Output all lines exactly.

Records from a data collection:
··········

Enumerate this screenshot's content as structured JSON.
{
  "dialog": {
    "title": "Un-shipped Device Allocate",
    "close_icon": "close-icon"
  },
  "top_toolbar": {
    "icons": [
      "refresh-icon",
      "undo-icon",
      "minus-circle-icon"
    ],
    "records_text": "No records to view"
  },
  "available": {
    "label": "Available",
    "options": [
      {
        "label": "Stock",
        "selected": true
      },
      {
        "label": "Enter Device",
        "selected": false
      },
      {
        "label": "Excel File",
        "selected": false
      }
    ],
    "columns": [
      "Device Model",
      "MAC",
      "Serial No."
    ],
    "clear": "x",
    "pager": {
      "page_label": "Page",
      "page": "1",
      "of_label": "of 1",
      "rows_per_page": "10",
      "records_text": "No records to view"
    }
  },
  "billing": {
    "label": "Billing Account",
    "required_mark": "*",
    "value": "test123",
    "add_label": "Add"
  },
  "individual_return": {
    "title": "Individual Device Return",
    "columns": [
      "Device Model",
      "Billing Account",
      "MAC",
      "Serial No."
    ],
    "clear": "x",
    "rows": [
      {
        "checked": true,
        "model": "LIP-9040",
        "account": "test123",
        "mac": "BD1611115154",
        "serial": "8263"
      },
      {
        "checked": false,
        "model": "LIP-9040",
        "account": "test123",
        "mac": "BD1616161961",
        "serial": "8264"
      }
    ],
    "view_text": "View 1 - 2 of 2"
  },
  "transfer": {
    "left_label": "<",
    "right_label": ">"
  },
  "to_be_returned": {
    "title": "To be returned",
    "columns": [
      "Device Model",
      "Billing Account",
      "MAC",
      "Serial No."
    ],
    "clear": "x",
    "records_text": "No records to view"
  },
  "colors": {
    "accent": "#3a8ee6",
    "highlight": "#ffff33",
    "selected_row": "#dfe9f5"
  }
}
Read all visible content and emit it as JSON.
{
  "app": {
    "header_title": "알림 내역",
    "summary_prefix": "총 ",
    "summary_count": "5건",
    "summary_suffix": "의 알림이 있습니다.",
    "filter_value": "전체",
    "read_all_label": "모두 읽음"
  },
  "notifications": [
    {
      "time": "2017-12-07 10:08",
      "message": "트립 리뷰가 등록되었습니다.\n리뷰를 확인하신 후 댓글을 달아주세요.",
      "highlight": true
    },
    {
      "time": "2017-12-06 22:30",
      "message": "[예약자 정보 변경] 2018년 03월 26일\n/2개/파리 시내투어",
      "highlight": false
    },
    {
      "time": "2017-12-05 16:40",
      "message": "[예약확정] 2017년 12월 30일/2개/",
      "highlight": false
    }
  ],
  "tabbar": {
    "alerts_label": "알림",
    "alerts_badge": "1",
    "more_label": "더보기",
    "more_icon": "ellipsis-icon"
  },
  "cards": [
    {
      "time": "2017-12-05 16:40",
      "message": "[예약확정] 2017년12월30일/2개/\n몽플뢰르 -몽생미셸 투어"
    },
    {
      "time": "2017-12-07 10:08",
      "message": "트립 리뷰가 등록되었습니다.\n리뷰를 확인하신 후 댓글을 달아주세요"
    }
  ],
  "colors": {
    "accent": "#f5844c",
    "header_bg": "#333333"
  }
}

··········

- [Solved exercise]:
Enumerate this screenshot's content as structured JSON.
{
  "dialog": {
    "title": "Un-shipped Device Allocate",
    "close_icon": "close-icon"
  },
  "top_toolbar": {
    "icons": [
      "refresh-icon",
      "undo-icon",
      "minus-circle-icon"
    ],
    "records_text": "No records to view"
  },
  "available": {
    "label": "Available",
    "options": [
      {
        "label": "Stock",
        "selected": true
      },
      {
        "label": "Enter Device",
        "selected": false
      },
      {
        "label": "Excel File",
        "selected": false
      }
    ],
    "columns": [
      "Device Model",
      "MAC",
      "Serial No."
    ],
    "clear": "x",
    "pager": {
      "page_label": "Page",
      "page": "1",
      "of_label": "of 1",
      "rows_per_page": "10",
      "records_text": "No records to view"
    }
  },
  "billing": {
    "label": "Billing Account",
    "required_mark": "*",
    "value": "test123",
    "add_label": "Add"
  },
  "individual_return": {
    "title": "Individual Device Return",
    "columns": [
      "Device Model",
      "Billing Account",
      "MAC",
      "Serial No."
    ],
    "clear": "x",
    "rows": [
      {
        "checked": true,
        "model": "LIP-9040",
        "account": "test123",
        "mac": "BD1611115154",
        "serial": "8263"
      },
      {
        "checked": false,
        "model": "LIP-9040",
        "account": "test123",
        "mac": "BD1616161961",
        "serial": "8264"
      }
    ],
    "view_text": "View 1 - 2 of 2"
  },
  "transfer": {
    "left_label": "<",
    "right_label": ">"
  },
  "to_be_returned": {
    "title": "To be returned",
    "columns": [
      "Device Model",
      "Billing Account",
      "MAC",
      "Serial No."
    ],
    "clear": "x",
    "records_text": "No records to view"
  },
  "colors": {
    "accent": "#3a8ee6",
    "highlight": "#ffff33",
    "selected_row": "#dfe9f5"
  }
}
Read all visible content and emit it as JSON.
{
  "app": {
    "header_title": "알림 내역",
    "summary_prefix": "총 ",
    "summary_count": "5건",
    "summary_suffix": "의 알림이 있습니다.",
    "filter_value": "전체",
    "read_all_label": "모두 읽음"
  },
  "notifications": [
    {
      "time": "2017-12-07 10:08",
      "message": "트립 리뷰가 등록되었습니다.\n리뷰를 확인하신 후 댓글을 달아주세요.",
      "highlight": true
    },
    {
      "time": "2017-12-06 22:30",
      "message": "[예약자 정보 변경] 2018년 03월 26일\n/2개/파리 시내투어",
      "highlight": false
    },
    {
      "time": "2017-12-05 16:40",
      "message": "[예약확정] 2017년 12월 30일/2개/",
      "highlight": false
    }
  ],
  "tabbar": {
    "alerts_label": "알림",
    "alerts_badge": "1",
    "more_label": "더보기",
    "more_icon": "ellipsis-icon"
  },
  "cards": [
    {
      "time": "2017-12-05 16:40",
      "message": "[예약확정] 2017년12월30일/2개/\n몽플뢰르 -몽생미셸 투어"
    },
    {
      "time": "2017-12-07 10:08",
      "message": "트립 리뷰가 등록되었습니다.\n리뷰를 확인하신 후 댓글을 달아주세요"
    }
  ],
  "colors": {
    "accent": "#f5844c",
    "header_bg": "#333333"
  }
}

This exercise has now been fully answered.